----- Provided data -----

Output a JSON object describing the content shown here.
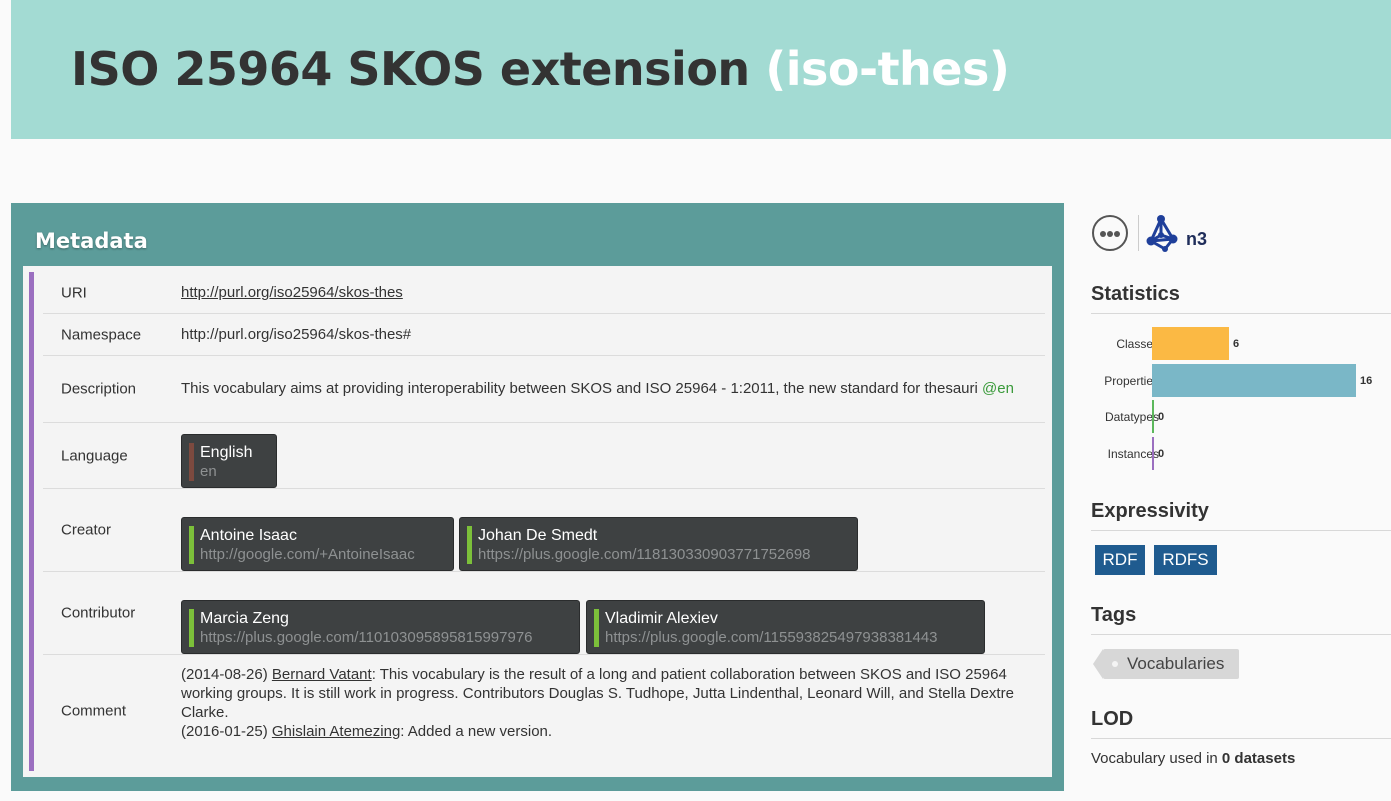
{
  "header": {
    "title": "ISO 25964 SKOS extension",
    "prefix": "(iso-thes)"
  },
  "metadata": {
    "title": "Metadata",
    "uri": {
      "label": "URI",
      "value": "http://purl.org/iso25964/skos-thes"
    },
    "namespace": {
      "label": "Namespace",
      "value": "http://purl.org/iso25964/skos-thes#"
    },
    "description": {
      "label": "Description",
      "value": "This vocabulary aims at providing interoperability between SKOS and ISO 25964 - 1:2011, the new standard for thesauri",
      "lang": "@en"
    },
    "language": {
      "label": "Language",
      "items": [
        {
          "name": "English",
          "code": "en"
        }
      ]
    },
    "creator": {
      "label": "Creator",
      "items": [
        {
          "name": "Antoine Isaac",
          "url": "http://google.com/+AntoineIsaac"
        },
        {
          "name": "Johan De Smedt",
          "url": "https://plus.google.com/118130330903771752698"
        }
      ]
    },
    "contributor": {
      "label": "Contributor",
      "items": [
        {
          "name": "Marcia Zeng",
          "url": "https://plus.google.com/110103095895815997976"
        },
        {
          "name": "Vladimir Alexiev",
          "url": "https://plus.google.com/115593825497938381443"
        }
      ]
    },
    "comment": {
      "label": "Comment",
      "entries": [
        {
          "date": "(2014-08-26)",
          "author": "Bernard Vatant",
          "text": ": This vocabulary is the result of a long and patient collaboration between SKOS and ISO 25964 working groups. It is still work in progress. Contributors Douglas S. Tudhope, Jutta Lindenthal, Leonard Will, and Stella Dextre Clarke."
        },
        {
          "date": "(2016-01-25)",
          "author": "Ghislain Atemezing",
          "text": ": Added a new version."
        }
      ]
    }
  },
  "sidebar": {
    "icons": [
      "more-icon",
      "n3-format-icon"
    ],
    "n3_label": "n3",
    "statistics": {
      "title": "Statistics",
      "items": [
        {
          "label": "Classes",
          "value": 6,
          "color": "#fbb944"
        },
        {
          "label": "Properties",
          "value": 16,
          "color": "#7ab7c7"
        },
        {
          "label": "Datatypes",
          "value": 0,
          "color": "#5cb85c"
        },
        {
          "label": "Instances",
          "value": 0,
          "color": "#9b6fc0"
        }
      ]
    },
    "expressivity": {
      "title": "Expressivity",
      "badges": [
        "RDF",
        "RDFS"
      ]
    },
    "tags": {
      "title": "Tags",
      "items": [
        "Vocabularies"
      ]
    },
    "lod": {
      "title": "LOD",
      "text_before": "Vocabulary used in ",
      "count": "0 datasets"
    }
  },
  "colors": {
    "banner": "#a3dbd3",
    "metadata_frame": "#5c9c9a",
    "accent_bar": "#9b6fc0",
    "badge": "#1f5b8f",
    "lang_tag": "#3a9a3a"
  }
}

-----

* Exercise *
Repeat the data exactly, excluding the pictures.

* Expected answer *
Output a JSON object describing the content shown here.
{
  "header": {
    "title": "ISO 25964 SKOS extension",
    "prefix": "(iso-thes)"
  },
  "metadata": {
    "title": "Metadata",
    "uri": {
      "label": "URI",
      "value": "http://purl.org/iso25964/skos-thes"
    },
    "namespace": {
      "label": "Namespace",
      "value": "http://purl.org/iso25964/skos-thes#"
    },
    "description": {
      "label": "Description",
      "value": "This vocabulary aims at providing interoperability between SKOS and ISO 25964 - 1:2011, the new standard for thesauri",
      "lang": "@en"
    },
    "language": {
      "label": "Language",
      "items": [
        {
          "name": "English",
          "code": "en"
        }
      ]
    },
    "creator": {
      "label": "Creator",
      "items": [
        {
          "name": "Antoine Isaac",
          "url": "http://google.com/+AntoineIsaac"
        },
        {
          "name": "Johan De Smedt",
          "url": "https://plus.google.com/118130330903771752698"
        }
      ]
    },
    "contributor": {
      "label": "Contributor",
      "items": [
        {
          "name": "Marcia Zeng",
          "url": "https://plus.google.com/110103095895815997976"
        },
        {
          "name": "Vladimir Alexiev",
          "url": "https://plus.google.com/115593825497938381443"
        }
      ]
    },
    "comment": {
      "label": "Comment",
      "entries": [
        {
          "date": "(2014-08-26)",
          "author": "Bernard Vatant",
          "text": ": This vocabulary is the result of a long and patient collaboration between SKOS and ISO 25964 working groups. It is still work in progress. Contributors Douglas S. Tudhope, Jutta Lindenthal, Leonard Will, and Stella Dextre Clarke."
        },
        {
          "date": "(2016-01-25)",
          "author": "Ghislain Atemezing",
          "text": ": Added a new version."
        }
      ]
    }
  },
  "sidebar": {
    "icons": [
      "more-icon",
      "n3-format-icon"
    ],
    "n3_label": "n3",
    "statistics": {
      "title": "Statistics",
      "items": [
        {
          "label": "Classes",
          "value": 6,
          "color": "#fbb944"
        },
        {
          "label": "Properties",
          "value": 16,
          "color": "#7ab7c7"
        },
        {
          "label": "Datatypes",
          "value": 0,
          "color": "#5cb85c"
        },
        {
          "label": "Instances",
          "value": 0,
          "color": "#9b6fc0"
        }
      ]
    },
    "expressivity": {
      "title": "Expressivity",
      "badges": [
        "RDF",
        "RDFS"
      ]
    },
    "tags": {
      "title": "Tags",
      "items": [
        "Vocabularies"
      ]
    },
    "lod": {
      "title": "LOD",
      "text_before": "Vocabulary used in ",
      "count": "0 datasets"
    }
  },
  "colors": {
    "banner": "#a3dbd3",
    "metadata_frame": "#5c9c9a",
    "accent_bar": "#9b6fc0",
    "badge": "#1f5b8f",
    "lang_tag": "#3a9a3a"
  }
}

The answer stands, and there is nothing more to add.